* **GIVEN INSTRUCTION**
Extract the whole listing as it stands. Do not include the pictures.

Figure record extracts:
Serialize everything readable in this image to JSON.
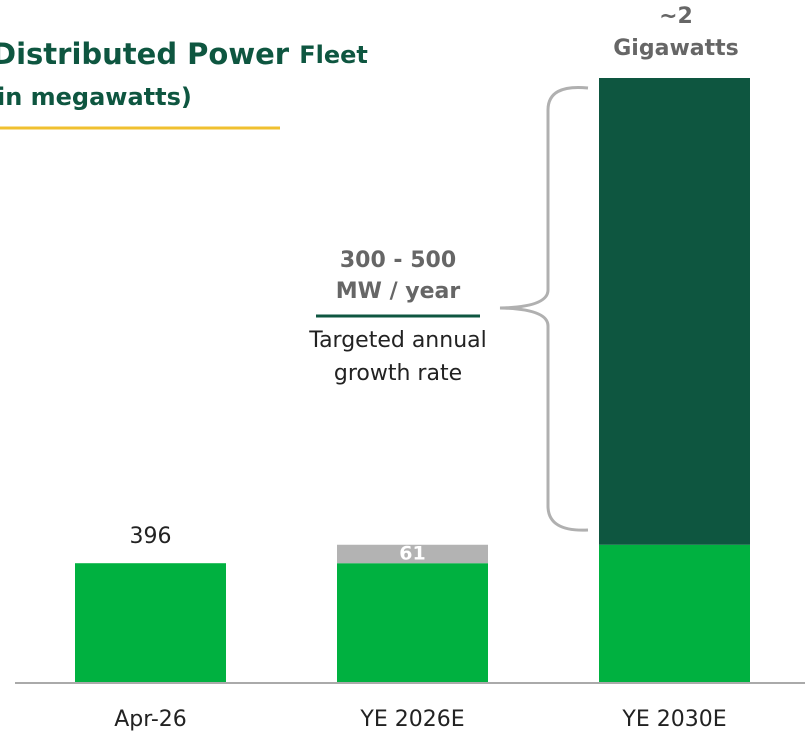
{
  "chart_data": {
    "type": "stacked_bar",
    "title": "Distributed Power",
    "title_suffix": "Fleet",
    "subtitle": "(in megawatts)",
    "categories": [
      "Apr-26",
      "YE 2026E",
      "YE 2030E"
    ],
    "series": [
      {
        "color": "#00b140",
        "values": [
          396,
          396,
          457
        ],
        "value_labels": [
          "396",
          null,
          null
        ]
      },
      {
        "color": "#b3b3b3",
        "values": [
          null,
          61,
          null
        ],
        "value_labels": [
          null,
          "61",
          null
        ]
      },
      {
        "color": "#0e5640",
        "values": [
          null,
          null,
          1543
        ]
      }
    ],
    "annotations": {
      "total": [
        "~2",
        "Gigawatts"
      ],
      "rate": [
        "300 - 500",
        "MW / year"
      ],
      "rate_note": [
        "Targeted annual",
        "growth rate"
      ]
    }
  }
}
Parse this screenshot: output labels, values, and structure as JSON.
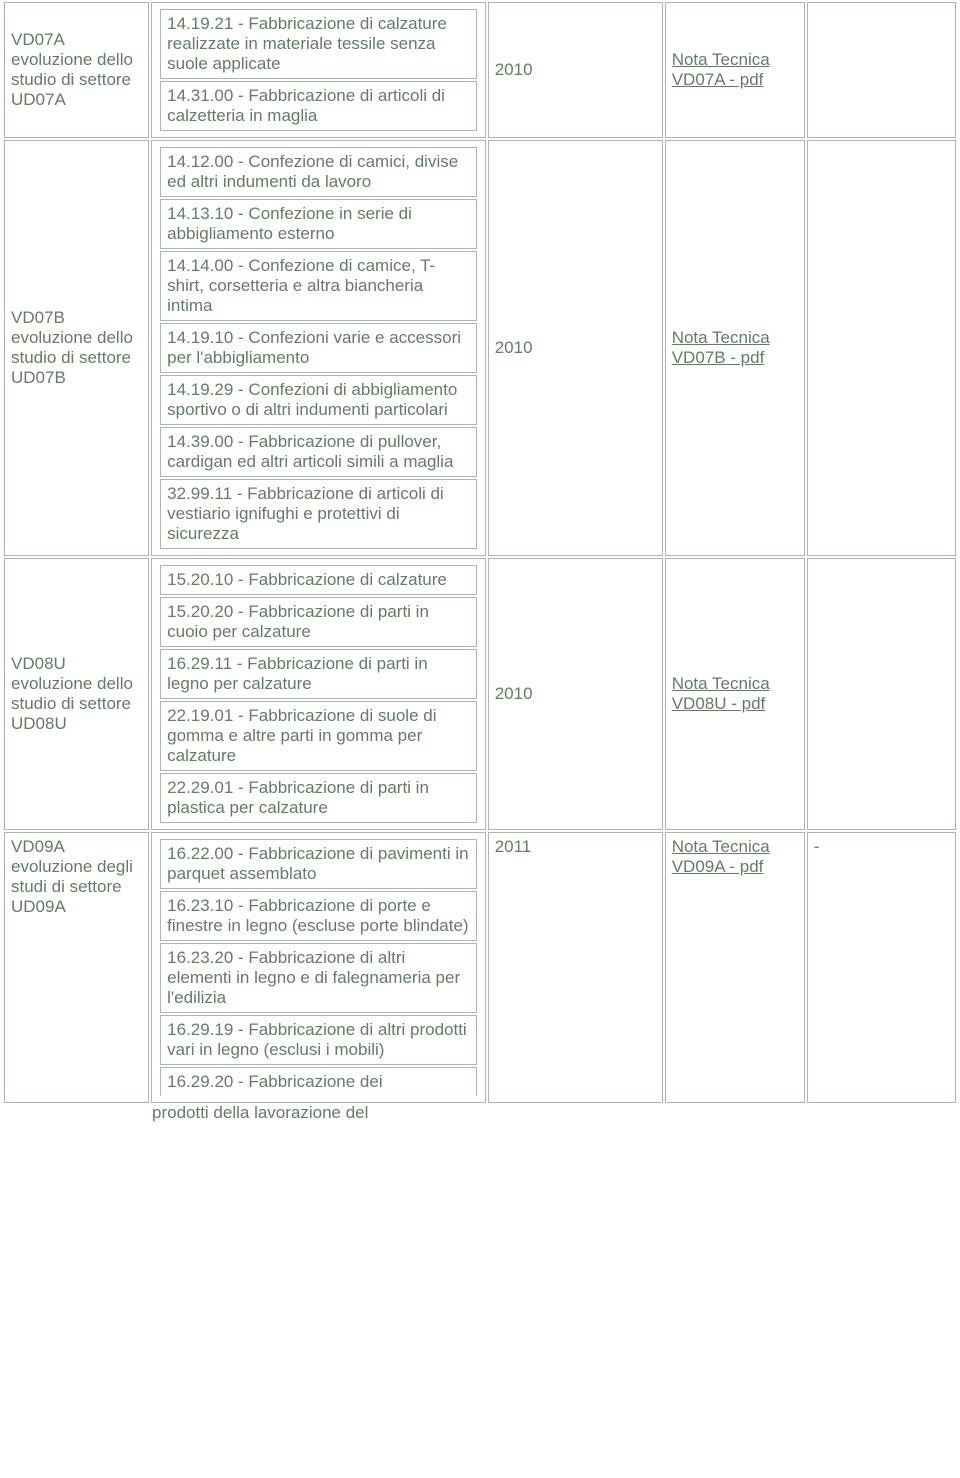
{
  "colors": {
    "text": "#657b66",
    "border": "#a9b8aa",
    "background": "#ffffff",
    "link": "#657b66"
  },
  "typography": {
    "fontFamily": "Verdana, Geneva, sans-serif",
    "fontSize": 17
  },
  "columnWidths": {
    "col1": 141,
    "col2": 325,
    "col3": 170,
    "col4": 136,
    "col5": 145
  },
  "rows": [
    {
      "col1": "VD07A evoluzione dello studio di settore UD07A",
      "col2_items": [
        "14.19.21 - Fabbricazione di calzature realizzate in materiale tessile senza suole applicate",
        "14.31.00 - Fabbricazione di articoli di calzetteria in maglia"
      ],
      "col3": "2010",
      "col4_link": "Nota Tecnica VD07A - pdf",
      "col5": ""
    },
    {
      "col1": "VD07B evoluzione dello studio di settore UD07B",
      "col2_items": [
        "14.12.00 - Confezione di camici, divise ed altri indumenti da lavoro",
        "14.13.10 - Confezione in serie di abbigliamento esterno",
        "14.14.00 - Confezione di camice, T-shirt, corsetteria e altra biancheria intima",
        "14.19.10 - Confezioni varie e accessori per l'abbigliamento",
        "14.19.29 - Confezioni di abbigliamento sportivo o di altri indumenti particolari",
        "14.39.00 - Fabbricazione di pullover, cardigan ed altri articoli simili a maglia",
        "32.99.11 - Fabbricazione di articoli di vestiario ignifughi e protettivi di sicurezza"
      ],
      "col3": "2010",
      "col4_link": "Nota Tecnica VD07B - pdf",
      "col5": ""
    },
    {
      "col1": "VD08U evoluzione dello studio di settore UD08U",
      "col2_items": [
        "15.20.10 - Fabbricazione di calzature",
        "15.20.20 - Fabbricazione di parti in cuoio per calzature",
        "16.29.11 - Fabbricazione di parti in legno per calzature",
        "22.19.01 - Fabbricazione di suole di gomma e altre parti in gomma per calzature",
        "22.29.01 - Fabbricazione di parti in plastica per calzature"
      ],
      "col3": "2010",
      "col4_link": "Nota Tecnica VD08U - pdf",
      "col5": ""
    },
    {
      "col1": "VD09A evoluzione degli studi di settore UD09A",
      "col1_valign": "top",
      "col2_items": [
        "16.22.00 - Fabbricazione di pavimenti in parquet assemblato",
        "16.23.10 - Fabbricazione di porte e finestre in legno (escluse porte blindate)",
        "16.23.20 - Fabbricazione di altri elementi in legno e di falegnameria per l'edilizia",
        "16.29.19 - Fabbricazione di altri prodotti vari in legno (esclusi i mobili)",
        "16.29.20 - Fabbricazione dei"
      ],
      "col3": "2011",
      "col3_valign": "top",
      "col4_link": "Nota Tecnica VD09A - pdf",
      "col4_valign": "top",
      "col5": "-",
      "col5_valign": "top"
    }
  ],
  "overflow_text": "prodotti della lavorazione del"
}
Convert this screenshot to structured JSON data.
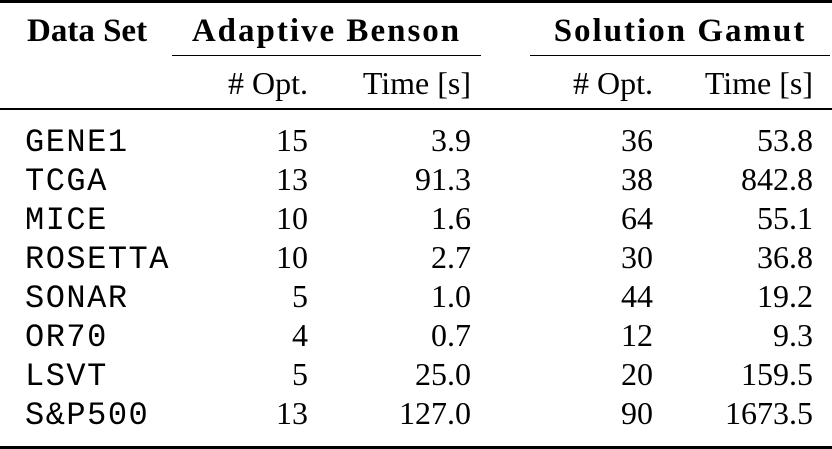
{
  "page": {
    "background_color": "#ffffff",
    "text_color": "#000000",
    "rule_color": "#000000"
  },
  "table": {
    "dataset_column_header": "Data Set",
    "column_groups": [
      {
        "label": "Adaptive Benson",
        "subcolumns": [
          "# Opt.",
          "Time [s]"
        ]
      },
      {
        "label": "Solution Gamut",
        "subcolumns": [
          "# Opt.",
          "Time [s]"
        ]
      }
    ],
    "rows": [
      {
        "name": "GENE1",
        "ab_opt": "15",
        "ab_time": "3.9",
        "sg_opt": "36",
        "sg_time": "53.8"
      },
      {
        "name": "TCGA",
        "ab_opt": "13",
        "ab_time": "91.3",
        "sg_opt": "38",
        "sg_time": "842.8"
      },
      {
        "name": "MICE",
        "ab_opt": "10",
        "ab_time": "1.6",
        "sg_opt": "64",
        "sg_time": "55.1"
      },
      {
        "name": "ROSETTA",
        "ab_opt": "10",
        "ab_time": "2.7",
        "sg_opt": "30",
        "sg_time": "36.8"
      },
      {
        "name": "SONAR",
        "ab_opt": "5",
        "ab_time": "1.0",
        "sg_opt": "44",
        "sg_time": "19.2"
      },
      {
        "name": "OR70",
        "ab_opt": "4",
        "ab_time": "0.7",
        "sg_opt": "12",
        "sg_time": "9.3"
      },
      {
        "name": "LSVT",
        "ab_opt": "5",
        "ab_time": "25.0",
        "sg_opt": "20",
        "sg_time": "159.5"
      },
      {
        "name": "S&P500",
        "ab_opt": "13",
        "ab_time": "127.0",
        "sg_opt": "90",
        "sg_time": "1673.5"
      }
    ]
  }
}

* **WORKED SOLUTION**
Serialize everything readable in this image to JSON.
{
  "chart_data": {
    "type": "stacked_bar",
    "title": "Distributed Power",
    "title_suffix": "Fleet",
    "subtitle": "(in megawatts)",
    "categories": [
      "Apr-26",
      "YE 2026E",
      "YE 2030E"
    ],
    "series": [
      {
        "color": "#00b140",
        "values": [
          396,
          396,
          457
        ],
        "value_labels": [
          "396",
          null,
          null
        ]
      },
      {
        "color": "#b3b3b3",
        "values": [
          null,
          61,
          null
        ],
        "value_labels": [
          null,
          "61",
          null
        ]
      },
      {
        "color": "#0e5640",
        "values": [
          null,
          null,
          1543
        ]
      }
    ],
    "annotations": {
      "total": [
        "~2",
        "Gigawatts"
      ],
      "rate": [
        "300 - 500",
        "MW / year"
      ],
      "rate_note": [
        "Targeted annual",
        "growth rate"
      ]
    }
  }
}
Parse this screenshot: output labels, values, and structure as JSON.
{
  "colors": {
    "text": "#657b66",
    "border": "#a9b8aa",
    "background": "#ffffff",
    "link": "#657b66"
  },
  "typography": {
    "fontFamily": "Verdana, Geneva, sans-serif",
    "fontSize": 17
  },
  "columnWidths": {
    "col1": 141,
    "col2": 325,
    "col3": 170,
    "col4": 136,
    "col5": 145
  },
  "rows": [
    {
      "col1": "VD07A evoluzione dello studio di settore UD07A",
      "col2_items": [
        "14.19.21 - Fabbricazione di calzature realizzate in materiale tessile senza suole applicate",
        "14.31.00 - Fabbricazione di articoli di calzetteria in maglia"
      ],
      "col3": "2010",
      "col4_link": "Nota Tecnica VD07A - pdf",
      "col5": ""
    },
    {
      "col1": "VD07B evoluzione dello studio di settore UD07B",
      "col2_items": [
        "14.12.00 - Confezione di camici, divise ed altri indumenti da lavoro",
        "14.13.10 - Confezione in serie di abbigliamento esterno",
        "14.14.00 - Confezione di camice, T-shirt, corsetteria e altra biancheria intima",
        "14.19.10 - Confezioni varie e accessori per l'abbigliamento",
        "14.19.29 - Confezioni di abbigliamento sportivo o di altri indumenti particolari",
        "14.39.00 - Fabbricazione di pullover, cardigan ed altri articoli simili a maglia",
        "32.99.11 - Fabbricazione di articoli di vestiario ignifughi e protettivi di sicurezza"
      ],
      "col3": "2010",
      "col4_link": "Nota Tecnica VD07B - pdf",
      "col5": ""
    },
    {
      "col1": "VD08U evoluzione dello studio di settore UD08U",
      "col2_items": [
        "15.20.10 - Fabbricazione di calzature",
        "15.20.20 - Fabbricazione di parti in cuoio per calzature",
        "16.29.11 - Fabbricazione di parti in legno per calzature",
        "22.19.01 - Fabbricazione di suole di gomma e altre parti in gomma per calzature",
        "22.29.01 - Fabbricazione di parti in plastica per calzature"
      ],
      "col3": "2010",
      "col4_link": "Nota Tecnica VD08U - pdf",
      "col5": ""
    },
    {
      "col1": "VD09A evoluzione degli studi di settore UD09A",
      "col1_valign": "top",
      "col2_items": [
        "16.22.00 - Fabbricazione di pavimenti in parquet assemblato",
        "16.23.10 - Fabbricazione di porte e finestre in legno (escluse porte blindate)",
        "16.23.20 - Fabbricazione di altri elementi in legno e di falegnameria per l'edilizia",
        "16.29.19 - Fabbricazione di altri prodotti vari in legno (esclusi i mobili)",
        "16.29.20 - Fabbricazione dei"
      ],
      "col3": "2011",
      "col3_valign": "top",
      "col4_link": "Nota Tecnica VD09A - pdf",
      "col4_valign": "top",
      "col5": "-",
      "col5_valign": "top"
    }
  ],
  "overflow_text": "prodotti della lavorazione del"
}
Convert this screenshot to structured JSON data.
{
  "page": {
    "background_color": "#ffffff",
    "text_color": "#000000",
    "rule_color": "#000000"
  },
  "table": {
    "dataset_column_header": "Data Set",
    "column_groups": [
      {
        "label": "Adaptive Benson",
        "subcolumns": [
          "# Opt.",
          "Time [s]"
        ]
      },
      {
        "label": "Solution Gamut",
        "subcolumns": [
          "# Opt.",
          "Time [s]"
        ]
      }
    ],
    "rows": [
      {
        "name": "GENE1",
        "ab_opt": "15",
        "ab_time": "3.9",
        "sg_opt": "36",
        "sg_time": "53.8"
      },
      {
        "name": "TCGA",
        "ab_opt": "13",
        "ab_time": "91.3",
        "sg_opt": "38",
        "sg_time": "842.8"
      },
      {
        "name": "MICE",
        "ab_opt": "10",
        "ab_time": "1.6",
        "sg_opt": "64",
        "sg_time": "55.1"
      },
      {
        "name": "ROSETTA",
        "ab_opt": "10",
        "ab_time": "2.7",
        "sg_opt": "30",
        "sg_time": "36.8"
      },
      {
        "name": "SONAR",
        "ab_opt": "5",
        "ab_time": "1.0",
        "sg_opt": "44",
        "sg_time": "19.2"
      },
      {
        "name": "OR70",
        "ab_opt": "4",
        "ab_time": "0.7",
        "sg_opt": "12",
        "sg_time": "9.3"
      },
      {
        "name": "LSVT",
        "ab_opt": "5",
        "ab_time": "25.0",
        "sg_opt": "20",
        "sg_time": "159.5"
      },
      {
        "name": "S&P500",
        "ab_opt": "13",
        "ab_time": "127.0",
        "sg_opt": "90",
        "sg_time": "1673.5"
      }
    ]
  }
}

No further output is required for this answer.